(Dataset rows about figures)
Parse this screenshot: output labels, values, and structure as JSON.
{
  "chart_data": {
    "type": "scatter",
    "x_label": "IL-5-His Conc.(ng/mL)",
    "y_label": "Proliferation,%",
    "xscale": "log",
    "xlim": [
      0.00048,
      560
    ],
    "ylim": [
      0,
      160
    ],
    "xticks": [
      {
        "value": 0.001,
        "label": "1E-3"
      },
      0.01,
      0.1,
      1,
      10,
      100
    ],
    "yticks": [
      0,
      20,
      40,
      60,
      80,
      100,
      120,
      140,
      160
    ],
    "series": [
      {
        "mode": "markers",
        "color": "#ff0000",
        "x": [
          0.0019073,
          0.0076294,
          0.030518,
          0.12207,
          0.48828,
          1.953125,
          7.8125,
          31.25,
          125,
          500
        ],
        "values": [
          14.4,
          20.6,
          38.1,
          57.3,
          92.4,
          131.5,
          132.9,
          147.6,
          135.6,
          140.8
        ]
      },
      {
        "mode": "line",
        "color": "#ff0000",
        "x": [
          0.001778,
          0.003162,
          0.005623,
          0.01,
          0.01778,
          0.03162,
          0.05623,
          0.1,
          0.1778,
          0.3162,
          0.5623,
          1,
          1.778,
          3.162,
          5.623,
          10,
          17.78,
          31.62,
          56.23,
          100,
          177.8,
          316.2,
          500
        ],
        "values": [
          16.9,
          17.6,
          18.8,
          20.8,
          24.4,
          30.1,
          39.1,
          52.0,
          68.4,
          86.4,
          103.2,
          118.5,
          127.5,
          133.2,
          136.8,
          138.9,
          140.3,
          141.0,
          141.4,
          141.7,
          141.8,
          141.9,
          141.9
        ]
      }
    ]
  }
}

▸ GIVEN EXERCISE
Write down all the entries again without a single difference.

▸ WRITTEN RESPONSE
Parse this screenshot: output labels, values, and structure as JSON.
{
  "chart_data": {
    "type": "scatter",
    "x_label": "IL-5-His Conc.(ng/mL)",
    "y_label": "Proliferation,%",
    "xscale": "log",
    "xlim": [
      0.00048,
      560
    ],
    "ylim": [
      0,
      160
    ],
    "xticks": [
      {
        "value": 0.001,
        "label": "1E-3"
      },
      0.01,
      0.1,
      1,
      10,
      100
    ],
    "yticks": [
      0,
      20,
      40,
      60,
      80,
      100,
      120,
      140,
      160
    ],
    "series": [
      {
        "mode": "markers",
        "color": "#ff0000",
        "x": [
          0.0019073,
          0.0076294,
          0.030518,
          0.12207,
          0.48828,
          1.953125,
          7.8125,
          31.25,
          125,
          500
        ],
        "values": [
          14.4,
          20.6,
          38.1,
          57.3,
          92.4,
          131.5,
          132.9,
          147.6,
          135.6,
          140.8
        ]
      },
      {
        "mode": "line",
        "color": "#ff0000",
        "x": [
          0.001778,
          0.003162,
          0.005623,
          0.01,
          0.01778,
          0.03162,
          0.05623,
          0.1,
          0.1778,
          0.3162,
          0.5623,
          1,
          1.778,
          3.162,
          5.623,
          10,
          17.78,
          31.62,
          56.23,
          100,
          177.8,
          316.2,
          500
        ],
        "values": [
          16.9,
          17.6,
          18.8,
          20.8,
          24.4,
          30.1,
          39.1,
          52.0,
          68.4,
          86.4,
          103.2,
          118.5,
          127.5,
          133.2,
          136.8,
          138.9,
          140.3,
          141.0,
          141.4,
          141.7,
          141.8,
          141.9,
          141.9
        ]
      }
    ]
  }
}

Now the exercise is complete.